Recorded data
▬▬▬▬▬▬

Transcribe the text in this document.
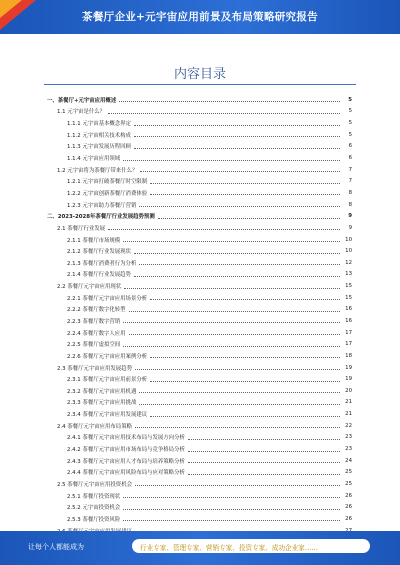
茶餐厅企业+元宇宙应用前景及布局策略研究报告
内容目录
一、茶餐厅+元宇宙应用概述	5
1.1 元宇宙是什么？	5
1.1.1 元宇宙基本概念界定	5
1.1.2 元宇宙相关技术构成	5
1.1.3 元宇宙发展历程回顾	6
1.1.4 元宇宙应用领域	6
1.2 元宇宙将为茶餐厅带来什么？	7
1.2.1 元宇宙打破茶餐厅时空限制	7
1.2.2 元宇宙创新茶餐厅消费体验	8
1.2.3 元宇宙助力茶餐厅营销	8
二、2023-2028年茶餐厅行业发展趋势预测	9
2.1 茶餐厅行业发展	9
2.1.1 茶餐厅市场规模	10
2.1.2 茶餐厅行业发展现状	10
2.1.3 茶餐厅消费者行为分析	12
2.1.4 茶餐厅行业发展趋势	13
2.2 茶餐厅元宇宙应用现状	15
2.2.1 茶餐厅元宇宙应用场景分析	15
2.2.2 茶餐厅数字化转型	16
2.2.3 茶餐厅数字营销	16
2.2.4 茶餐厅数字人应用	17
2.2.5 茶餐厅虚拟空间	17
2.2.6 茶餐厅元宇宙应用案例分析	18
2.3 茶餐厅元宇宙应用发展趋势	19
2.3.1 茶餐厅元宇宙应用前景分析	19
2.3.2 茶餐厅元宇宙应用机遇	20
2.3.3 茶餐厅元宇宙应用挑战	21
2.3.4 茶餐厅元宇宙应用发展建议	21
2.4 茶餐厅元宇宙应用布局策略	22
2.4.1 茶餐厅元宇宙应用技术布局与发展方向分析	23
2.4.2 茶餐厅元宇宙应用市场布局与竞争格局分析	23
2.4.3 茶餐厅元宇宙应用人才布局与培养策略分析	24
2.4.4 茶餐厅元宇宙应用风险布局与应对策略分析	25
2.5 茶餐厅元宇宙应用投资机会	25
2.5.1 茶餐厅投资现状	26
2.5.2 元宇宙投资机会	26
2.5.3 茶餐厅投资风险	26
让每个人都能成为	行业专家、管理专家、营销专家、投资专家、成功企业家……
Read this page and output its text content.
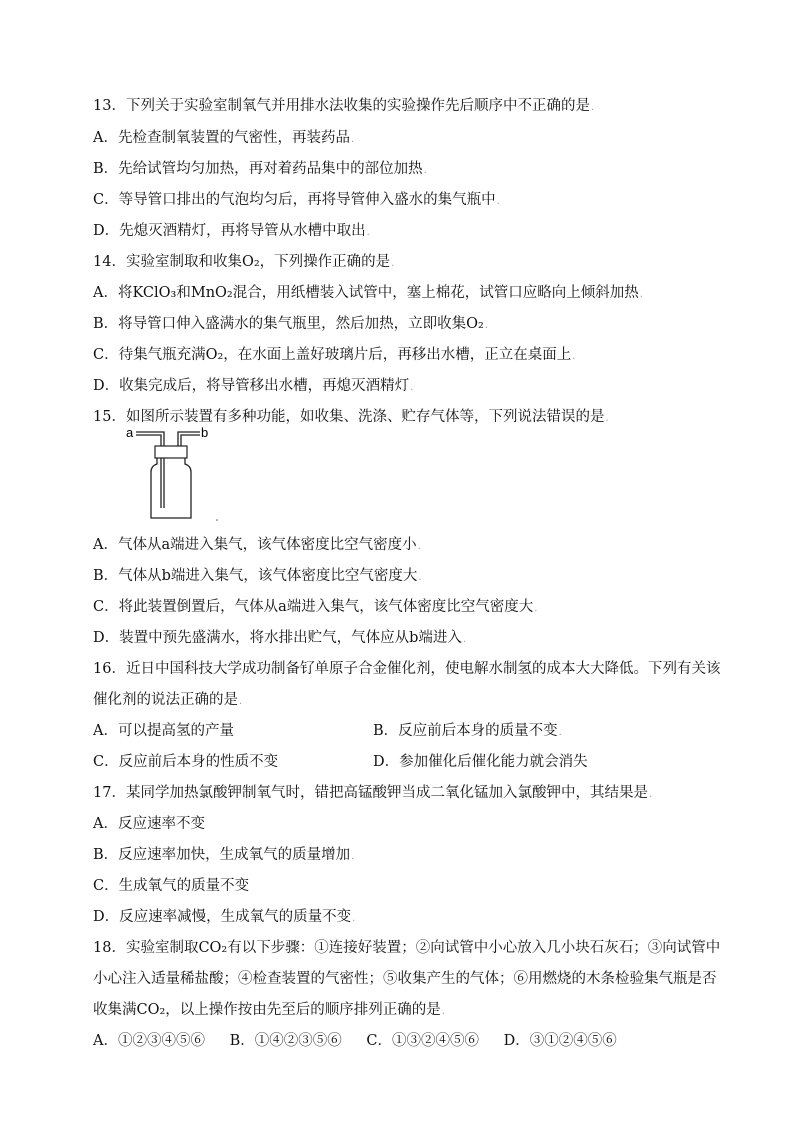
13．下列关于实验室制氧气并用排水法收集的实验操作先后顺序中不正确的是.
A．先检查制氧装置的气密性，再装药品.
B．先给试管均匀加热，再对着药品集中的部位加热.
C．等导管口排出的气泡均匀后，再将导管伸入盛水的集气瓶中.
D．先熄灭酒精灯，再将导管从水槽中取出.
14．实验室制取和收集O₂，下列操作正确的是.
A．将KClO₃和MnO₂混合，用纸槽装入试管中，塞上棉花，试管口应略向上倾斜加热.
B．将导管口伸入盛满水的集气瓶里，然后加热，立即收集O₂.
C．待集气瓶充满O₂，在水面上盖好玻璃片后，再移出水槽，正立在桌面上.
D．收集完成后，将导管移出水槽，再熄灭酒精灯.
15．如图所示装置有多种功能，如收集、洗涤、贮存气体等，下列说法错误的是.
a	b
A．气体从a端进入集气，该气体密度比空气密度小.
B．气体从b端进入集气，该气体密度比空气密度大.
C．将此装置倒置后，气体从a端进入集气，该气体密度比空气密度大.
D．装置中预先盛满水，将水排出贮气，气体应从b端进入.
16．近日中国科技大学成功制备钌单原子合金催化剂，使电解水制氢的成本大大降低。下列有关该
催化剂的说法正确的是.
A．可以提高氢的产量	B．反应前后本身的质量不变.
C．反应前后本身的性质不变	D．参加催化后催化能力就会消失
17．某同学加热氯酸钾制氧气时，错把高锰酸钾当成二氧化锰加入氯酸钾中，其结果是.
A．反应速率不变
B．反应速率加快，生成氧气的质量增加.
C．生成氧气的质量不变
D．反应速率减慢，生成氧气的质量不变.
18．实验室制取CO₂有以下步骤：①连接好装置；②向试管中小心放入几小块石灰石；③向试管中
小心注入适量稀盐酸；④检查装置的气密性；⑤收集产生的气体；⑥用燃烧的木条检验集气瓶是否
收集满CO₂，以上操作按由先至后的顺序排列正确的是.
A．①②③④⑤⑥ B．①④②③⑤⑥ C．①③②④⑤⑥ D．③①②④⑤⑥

▬▬▬▬▬▬

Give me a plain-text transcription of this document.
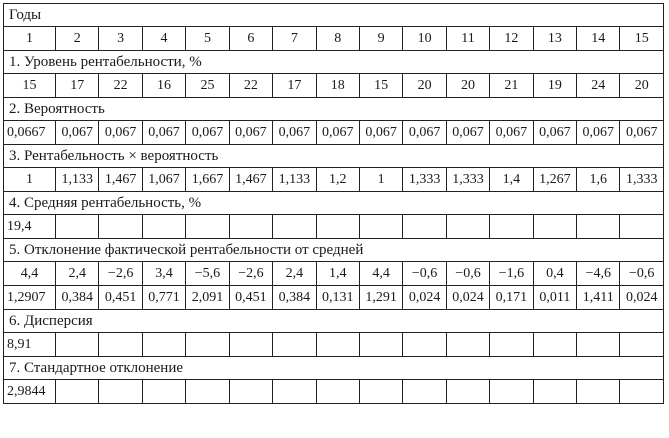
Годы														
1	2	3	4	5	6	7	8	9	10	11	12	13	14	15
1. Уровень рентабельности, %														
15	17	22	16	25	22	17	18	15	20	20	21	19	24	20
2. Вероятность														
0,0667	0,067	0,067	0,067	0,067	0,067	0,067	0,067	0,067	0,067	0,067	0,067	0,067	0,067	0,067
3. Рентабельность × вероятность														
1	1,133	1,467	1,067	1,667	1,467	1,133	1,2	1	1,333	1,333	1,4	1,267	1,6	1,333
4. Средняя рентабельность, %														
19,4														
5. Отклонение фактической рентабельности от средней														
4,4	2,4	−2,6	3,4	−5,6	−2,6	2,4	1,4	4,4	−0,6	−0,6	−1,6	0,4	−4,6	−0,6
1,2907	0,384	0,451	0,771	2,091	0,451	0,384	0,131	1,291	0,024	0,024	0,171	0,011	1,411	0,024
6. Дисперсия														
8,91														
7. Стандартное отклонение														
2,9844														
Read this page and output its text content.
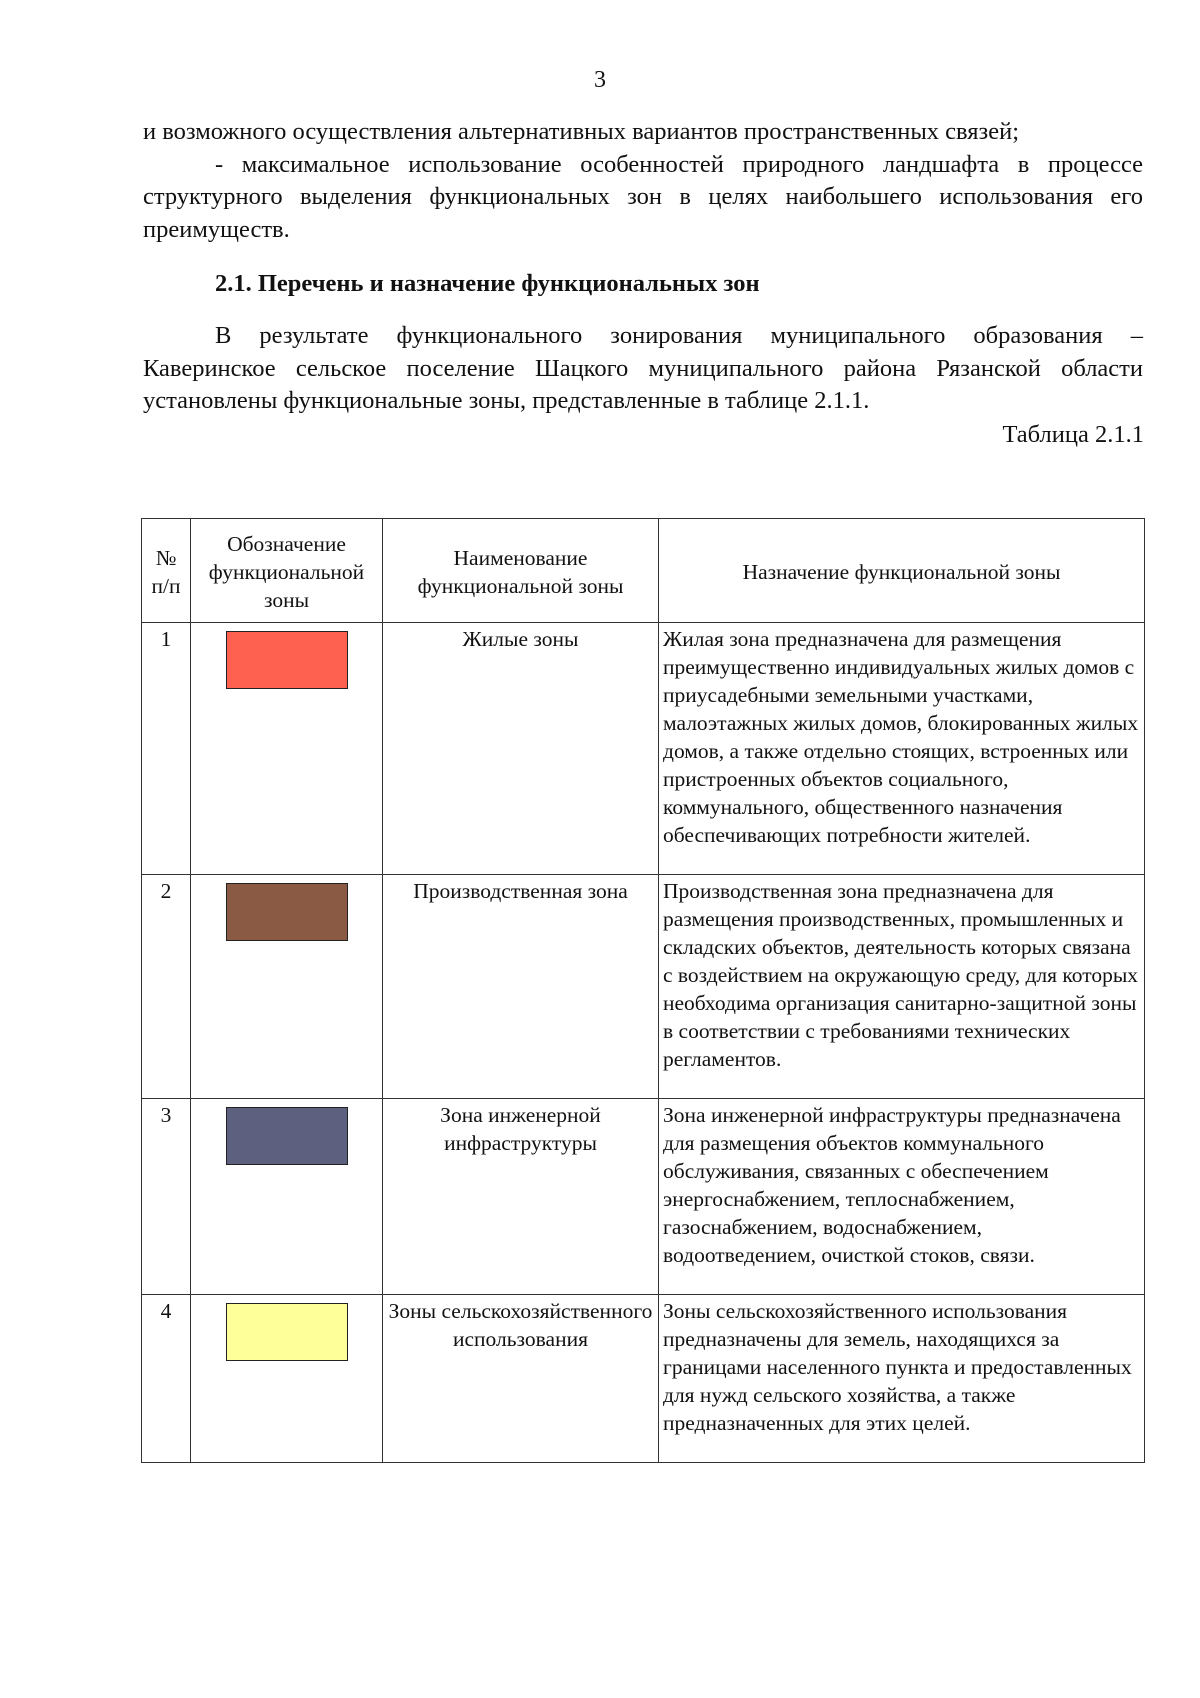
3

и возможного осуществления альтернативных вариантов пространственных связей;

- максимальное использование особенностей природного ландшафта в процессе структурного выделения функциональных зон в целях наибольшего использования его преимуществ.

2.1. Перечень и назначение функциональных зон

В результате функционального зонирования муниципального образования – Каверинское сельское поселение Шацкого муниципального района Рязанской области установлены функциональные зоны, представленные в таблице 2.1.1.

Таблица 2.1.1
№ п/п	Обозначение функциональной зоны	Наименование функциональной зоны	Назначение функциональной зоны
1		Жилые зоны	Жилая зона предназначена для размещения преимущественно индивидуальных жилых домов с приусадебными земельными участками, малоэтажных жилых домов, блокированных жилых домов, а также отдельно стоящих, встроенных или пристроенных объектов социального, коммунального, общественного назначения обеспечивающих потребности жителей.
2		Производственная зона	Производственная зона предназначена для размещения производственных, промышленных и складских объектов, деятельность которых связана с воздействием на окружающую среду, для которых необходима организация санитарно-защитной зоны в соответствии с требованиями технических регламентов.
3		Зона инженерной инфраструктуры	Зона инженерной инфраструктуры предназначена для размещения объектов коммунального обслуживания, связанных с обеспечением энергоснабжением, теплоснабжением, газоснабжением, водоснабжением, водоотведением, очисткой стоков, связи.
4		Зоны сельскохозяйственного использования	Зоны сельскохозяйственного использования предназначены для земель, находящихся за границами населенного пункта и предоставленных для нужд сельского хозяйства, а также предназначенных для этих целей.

▬▬▬▬▬▬

- _TO BE DONE_: Find "气体从a端进入集气". Copy every line it occurs in.

- _SOLUTION_:
A．气体从a端进入集气，该气体密度比空气密度小.
C．将此装置倒置后，气体从a端进入集气，该气体密度比空气密度大.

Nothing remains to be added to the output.